Source passage:
------------------------------------
This is a migration guide to walk you through the process of upgrading to Zod 3.

  • If you're upgrading directly from Zod 1, you should read through the list of features + changes in both Zod 2 and Zod 3.
  • If you're upgrading from Zod 2 -> 3, you can skip to the

Upgrading from Zod 1 → Zod 2

Zod 2 is being retired and will not leave beta. This is due to some unintuitive ramifications of the transformers API: details here.

New features

  • Transformers! These let you provide default values, do casting/coercion, and a lot more. Read more here: Transformers
  • Asynchronous refinements and new .parseAsync and .safeParseAsync methods. Read more here: Refinements
  • Modify unknown key behavior for object schemas: .strip() (the default), .passthrough(), and .strict()
  • New .catchall() method for object schemas: catchall

Breaking changes

  • Object schemas now strip unknown keys by default.
  • Schema parsing now returns a deep clone of the data you pass in (instead of the exact value you pass in)
  • Relatedly, Zod no longer supports cyclical data. Recursive schemas are still supported, but Zod can't properly parse nested objects that contain cycles.
  • Optional and nullable schemas are now represented with the dedicated ZodOptional and ZodNullable classes, instead of using ZodUnion.

Upgrading from Zod 2 → Zod 3

New features

  • You can now import Zod like import { z } from 'zod'; instead of using import * as syntax.
------------------------------------
Information given:

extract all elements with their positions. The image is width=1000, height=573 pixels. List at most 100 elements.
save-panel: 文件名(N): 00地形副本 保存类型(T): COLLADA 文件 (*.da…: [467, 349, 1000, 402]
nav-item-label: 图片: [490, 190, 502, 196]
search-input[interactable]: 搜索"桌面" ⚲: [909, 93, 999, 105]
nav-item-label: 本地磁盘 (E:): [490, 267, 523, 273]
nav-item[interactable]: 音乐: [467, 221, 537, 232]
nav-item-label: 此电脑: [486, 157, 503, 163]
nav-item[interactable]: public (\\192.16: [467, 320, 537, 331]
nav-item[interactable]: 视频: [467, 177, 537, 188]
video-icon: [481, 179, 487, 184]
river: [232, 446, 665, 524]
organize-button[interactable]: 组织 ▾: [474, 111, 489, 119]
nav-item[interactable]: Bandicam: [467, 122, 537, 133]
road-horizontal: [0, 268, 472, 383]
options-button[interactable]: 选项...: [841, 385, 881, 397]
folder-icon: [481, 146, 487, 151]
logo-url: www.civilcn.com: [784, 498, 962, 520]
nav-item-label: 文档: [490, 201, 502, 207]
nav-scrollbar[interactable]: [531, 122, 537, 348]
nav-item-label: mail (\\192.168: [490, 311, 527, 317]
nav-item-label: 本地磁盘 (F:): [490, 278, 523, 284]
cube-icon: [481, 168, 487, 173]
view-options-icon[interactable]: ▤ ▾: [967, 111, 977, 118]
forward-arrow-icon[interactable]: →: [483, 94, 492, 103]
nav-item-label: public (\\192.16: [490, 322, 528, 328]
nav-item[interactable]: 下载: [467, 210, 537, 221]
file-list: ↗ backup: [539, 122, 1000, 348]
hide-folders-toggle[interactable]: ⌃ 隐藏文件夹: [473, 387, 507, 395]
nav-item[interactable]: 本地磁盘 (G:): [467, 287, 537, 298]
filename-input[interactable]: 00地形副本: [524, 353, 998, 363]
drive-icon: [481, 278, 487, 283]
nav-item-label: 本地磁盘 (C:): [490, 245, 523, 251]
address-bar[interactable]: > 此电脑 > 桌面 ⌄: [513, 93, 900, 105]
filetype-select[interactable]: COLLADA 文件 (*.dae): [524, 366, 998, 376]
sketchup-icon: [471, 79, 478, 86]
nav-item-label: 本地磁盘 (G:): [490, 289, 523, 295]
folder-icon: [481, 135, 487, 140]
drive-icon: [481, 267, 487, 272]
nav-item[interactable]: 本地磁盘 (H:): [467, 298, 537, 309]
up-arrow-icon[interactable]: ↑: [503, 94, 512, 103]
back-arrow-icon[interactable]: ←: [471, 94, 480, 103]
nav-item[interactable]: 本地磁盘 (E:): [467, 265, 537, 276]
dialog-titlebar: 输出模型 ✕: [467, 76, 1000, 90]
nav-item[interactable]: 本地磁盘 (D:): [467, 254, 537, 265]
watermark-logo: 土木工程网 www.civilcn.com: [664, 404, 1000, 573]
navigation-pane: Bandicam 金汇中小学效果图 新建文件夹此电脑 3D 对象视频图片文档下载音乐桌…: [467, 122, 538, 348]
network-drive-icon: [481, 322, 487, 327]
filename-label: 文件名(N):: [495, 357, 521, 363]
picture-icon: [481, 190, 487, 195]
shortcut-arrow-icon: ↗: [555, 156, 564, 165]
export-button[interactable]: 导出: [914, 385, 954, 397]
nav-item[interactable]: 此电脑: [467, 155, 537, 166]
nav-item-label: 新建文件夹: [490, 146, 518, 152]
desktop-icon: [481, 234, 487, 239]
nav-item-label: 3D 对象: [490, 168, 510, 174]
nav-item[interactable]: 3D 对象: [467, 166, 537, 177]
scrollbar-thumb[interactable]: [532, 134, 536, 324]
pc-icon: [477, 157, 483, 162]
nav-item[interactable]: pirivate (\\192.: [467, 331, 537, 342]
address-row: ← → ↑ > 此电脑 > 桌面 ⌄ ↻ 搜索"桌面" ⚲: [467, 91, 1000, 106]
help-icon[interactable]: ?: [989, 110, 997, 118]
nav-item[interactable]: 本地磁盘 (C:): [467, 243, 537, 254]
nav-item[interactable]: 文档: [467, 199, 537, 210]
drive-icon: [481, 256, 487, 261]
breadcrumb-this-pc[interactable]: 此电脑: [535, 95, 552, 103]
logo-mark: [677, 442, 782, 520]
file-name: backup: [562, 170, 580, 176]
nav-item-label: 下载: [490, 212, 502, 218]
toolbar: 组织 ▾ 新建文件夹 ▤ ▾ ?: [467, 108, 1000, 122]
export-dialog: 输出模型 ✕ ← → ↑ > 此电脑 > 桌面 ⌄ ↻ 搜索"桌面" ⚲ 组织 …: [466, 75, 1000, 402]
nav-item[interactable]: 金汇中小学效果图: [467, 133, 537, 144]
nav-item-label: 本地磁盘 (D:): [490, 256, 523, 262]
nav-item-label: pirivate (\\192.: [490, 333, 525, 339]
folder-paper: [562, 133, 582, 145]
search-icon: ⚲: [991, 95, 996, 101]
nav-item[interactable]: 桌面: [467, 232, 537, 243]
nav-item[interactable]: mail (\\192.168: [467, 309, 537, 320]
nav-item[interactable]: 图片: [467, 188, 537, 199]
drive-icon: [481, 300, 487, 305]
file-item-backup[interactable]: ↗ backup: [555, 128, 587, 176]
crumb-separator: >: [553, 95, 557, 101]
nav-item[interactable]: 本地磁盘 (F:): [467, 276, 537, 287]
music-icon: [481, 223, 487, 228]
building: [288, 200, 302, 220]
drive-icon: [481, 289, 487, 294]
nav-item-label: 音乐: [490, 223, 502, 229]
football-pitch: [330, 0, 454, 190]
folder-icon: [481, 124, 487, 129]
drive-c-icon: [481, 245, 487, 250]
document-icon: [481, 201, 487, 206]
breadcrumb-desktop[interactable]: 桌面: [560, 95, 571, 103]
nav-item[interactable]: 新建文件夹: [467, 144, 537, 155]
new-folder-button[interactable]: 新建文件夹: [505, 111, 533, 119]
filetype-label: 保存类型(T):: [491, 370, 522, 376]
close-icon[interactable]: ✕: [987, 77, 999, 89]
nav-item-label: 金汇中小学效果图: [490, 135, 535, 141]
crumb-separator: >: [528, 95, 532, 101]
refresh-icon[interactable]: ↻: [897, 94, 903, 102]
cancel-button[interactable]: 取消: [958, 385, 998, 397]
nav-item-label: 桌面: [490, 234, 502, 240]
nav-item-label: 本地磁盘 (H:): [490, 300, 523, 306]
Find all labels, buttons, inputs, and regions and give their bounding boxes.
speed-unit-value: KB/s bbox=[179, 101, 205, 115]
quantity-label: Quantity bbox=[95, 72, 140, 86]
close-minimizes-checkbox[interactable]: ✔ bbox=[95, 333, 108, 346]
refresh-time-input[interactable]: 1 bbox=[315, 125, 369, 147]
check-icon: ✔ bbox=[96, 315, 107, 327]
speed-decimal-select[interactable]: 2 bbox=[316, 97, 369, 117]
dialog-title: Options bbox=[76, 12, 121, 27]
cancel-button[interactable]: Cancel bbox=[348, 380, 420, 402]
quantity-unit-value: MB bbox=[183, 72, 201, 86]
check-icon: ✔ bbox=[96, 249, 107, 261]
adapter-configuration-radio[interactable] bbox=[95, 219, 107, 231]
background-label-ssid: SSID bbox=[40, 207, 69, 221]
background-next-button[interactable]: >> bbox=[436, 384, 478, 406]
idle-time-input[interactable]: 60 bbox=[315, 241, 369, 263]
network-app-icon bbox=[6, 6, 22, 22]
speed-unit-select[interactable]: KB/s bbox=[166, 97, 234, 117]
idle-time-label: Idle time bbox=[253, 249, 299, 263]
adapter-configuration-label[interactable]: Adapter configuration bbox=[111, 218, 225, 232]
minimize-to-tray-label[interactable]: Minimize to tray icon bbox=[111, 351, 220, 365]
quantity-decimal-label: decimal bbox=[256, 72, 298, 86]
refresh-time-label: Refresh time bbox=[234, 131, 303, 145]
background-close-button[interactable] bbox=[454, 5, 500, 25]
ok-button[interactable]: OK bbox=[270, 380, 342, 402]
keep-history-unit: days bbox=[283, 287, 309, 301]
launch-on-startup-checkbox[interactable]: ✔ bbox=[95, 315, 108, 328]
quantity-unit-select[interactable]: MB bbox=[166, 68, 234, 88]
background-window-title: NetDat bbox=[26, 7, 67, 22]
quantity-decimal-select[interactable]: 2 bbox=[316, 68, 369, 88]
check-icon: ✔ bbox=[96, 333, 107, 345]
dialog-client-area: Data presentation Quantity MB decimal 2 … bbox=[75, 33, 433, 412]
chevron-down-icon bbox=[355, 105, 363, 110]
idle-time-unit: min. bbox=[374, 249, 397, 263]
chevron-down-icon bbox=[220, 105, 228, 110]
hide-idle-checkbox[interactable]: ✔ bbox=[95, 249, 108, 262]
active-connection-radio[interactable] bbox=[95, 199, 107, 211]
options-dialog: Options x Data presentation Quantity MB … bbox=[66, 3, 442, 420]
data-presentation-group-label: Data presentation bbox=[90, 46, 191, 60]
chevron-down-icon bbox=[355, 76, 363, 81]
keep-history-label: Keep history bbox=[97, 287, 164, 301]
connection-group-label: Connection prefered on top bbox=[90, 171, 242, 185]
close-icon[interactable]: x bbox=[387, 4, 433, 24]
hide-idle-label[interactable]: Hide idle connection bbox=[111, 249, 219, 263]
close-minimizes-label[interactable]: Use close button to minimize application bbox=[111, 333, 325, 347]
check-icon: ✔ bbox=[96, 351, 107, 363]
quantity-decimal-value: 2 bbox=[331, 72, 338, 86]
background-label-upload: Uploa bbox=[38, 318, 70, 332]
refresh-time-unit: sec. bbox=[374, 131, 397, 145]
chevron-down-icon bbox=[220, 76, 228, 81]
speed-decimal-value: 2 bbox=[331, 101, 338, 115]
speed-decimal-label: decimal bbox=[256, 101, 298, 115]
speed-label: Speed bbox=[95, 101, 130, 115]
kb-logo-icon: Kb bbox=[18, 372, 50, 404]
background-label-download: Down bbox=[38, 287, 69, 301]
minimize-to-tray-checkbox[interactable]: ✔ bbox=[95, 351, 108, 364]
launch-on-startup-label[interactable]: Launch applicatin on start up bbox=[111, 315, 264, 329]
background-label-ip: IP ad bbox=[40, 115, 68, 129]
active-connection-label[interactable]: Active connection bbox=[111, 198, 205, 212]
------------------------------------
Set of tasks:
#1 Print the part of the Zod migration guide that begins at the words "Breaking changes" and stops after "of using ZodUnion.".
#2 In the Zod migration guide, what does schema parsing return after the upgrade to Zod 2?
The rows are separate material and have no connection to the Zod migration guide.

Task results:
#1
Breaking changes

  • Object schemas now strip unknown keys by default.
  • Schema parsing now returns a deep clone of the data you pass in (instead of the exact value you pass in)
  • Relatedly, Zod no longer supports cyclical data. Recursive schemas are still supported, but Zod can't properly parse nested objects that contain cycles.
  • Optional and nullable schemas are now represented with the dedicated ZodOptional and ZodNullable classes, instead of using ZodUnion.

#2 A deep clone of the data you pass in, instead of the exact value.